Required task = Every record must be repeated exactly; omit any pictures they contain.
─── Material provided ───
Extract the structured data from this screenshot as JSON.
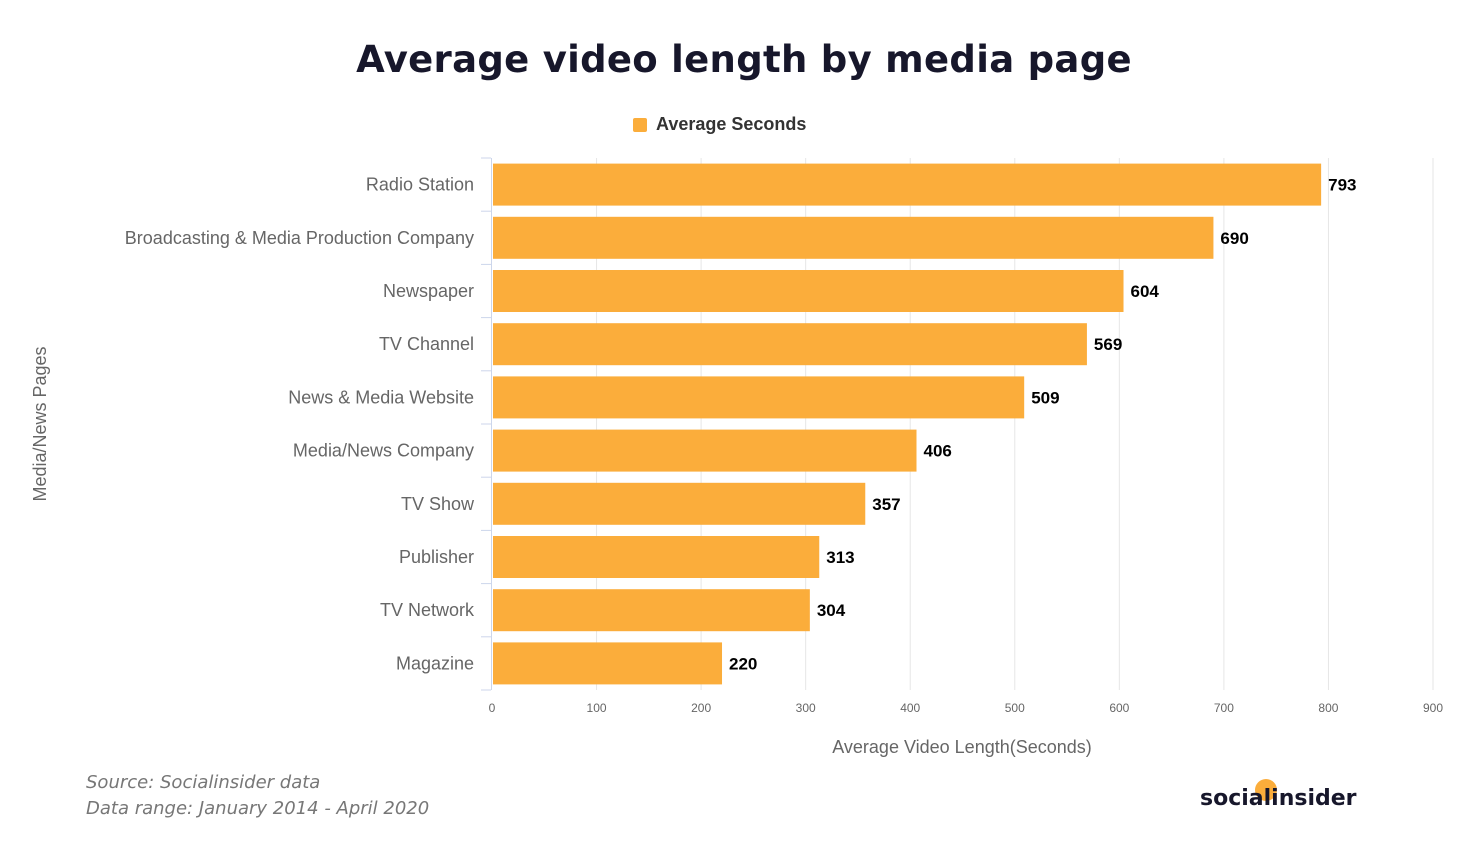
{
  "chart_data": {
    "type": "bar",
    "orientation": "horizontal",
    "title": "Average video length by media page",
    "categories": [
      "Radio Station",
      "Broadcasting & Media Production Company",
      "Newspaper",
      "TV Channel",
      "News & Media Website",
      "Media/News Company",
      "TV Show",
      "Publisher",
      "TV Network",
      "Magazine"
    ],
    "series": [
      {
        "name": "Average Seconds",
        "values": [
          793,
          690,
          604,
          569,
          509,
          406,
          357,
          313,
          304,
          220
        ],
        "color": "#fbad3b"
      }
    ],
    "xlabel": "Average Video Length(Seconds)",
    "ylabel": "Media/News Pages",
    "xlim": [
      0,
      900
    ],
    "xticks": [
      0,
      100,
      200,
      300,
      400,
      500,
      600,
      700,
      800,
      900
    ],
    "grid": true,
    "legend": "top"
  },
  "footer": {
    "source": "Source: Socialinsider data",
    "range": "Data range: January 2014 - April 2020"
  },
  "logo": "socialinsider"
}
───
Worked solution =
Extract the structured data from this screenshot as JSON.
{
  "chart_data": {
    "type": "bar",
    "orientation": "horizontal",
    "title": "Average video length by media page",
    "categories": [
      "Radio Station",
      "Broadcasting & Media Production Company",
      "Newspaper",
      "TV Channel",
      "News & Media Website",
      "Media/News Company",
      "TV Show",
      "Publisher",
      "TV Network",
      "Magazine"
    ],
    "series": [
      {
        "name": "Average Seconds",
        "values": [
          793,
          690,
          604,
          569,
          509,
          406,
          357,
          313,
          304,
          220
        ],
        "color": "#fbad3b"
      }
    ],
    "xlabel": "Average Video Length(Seconds)",
    "ylabel": "Media/News Pages",
    "xlim": [
      0,
      900
    ],
    "xticks": [
      0,
      100,
      200,
      300,
      400,
      500,
      600,
      700,
      800,
      900
    ],
    "grid": true,
    "legend": "top"
  },
  "footer": {
    "source": "Source: Socialinsider data",
    "range": "Data range: January 2014 - April 2020"
  },
  "logo": "socialinsider"
}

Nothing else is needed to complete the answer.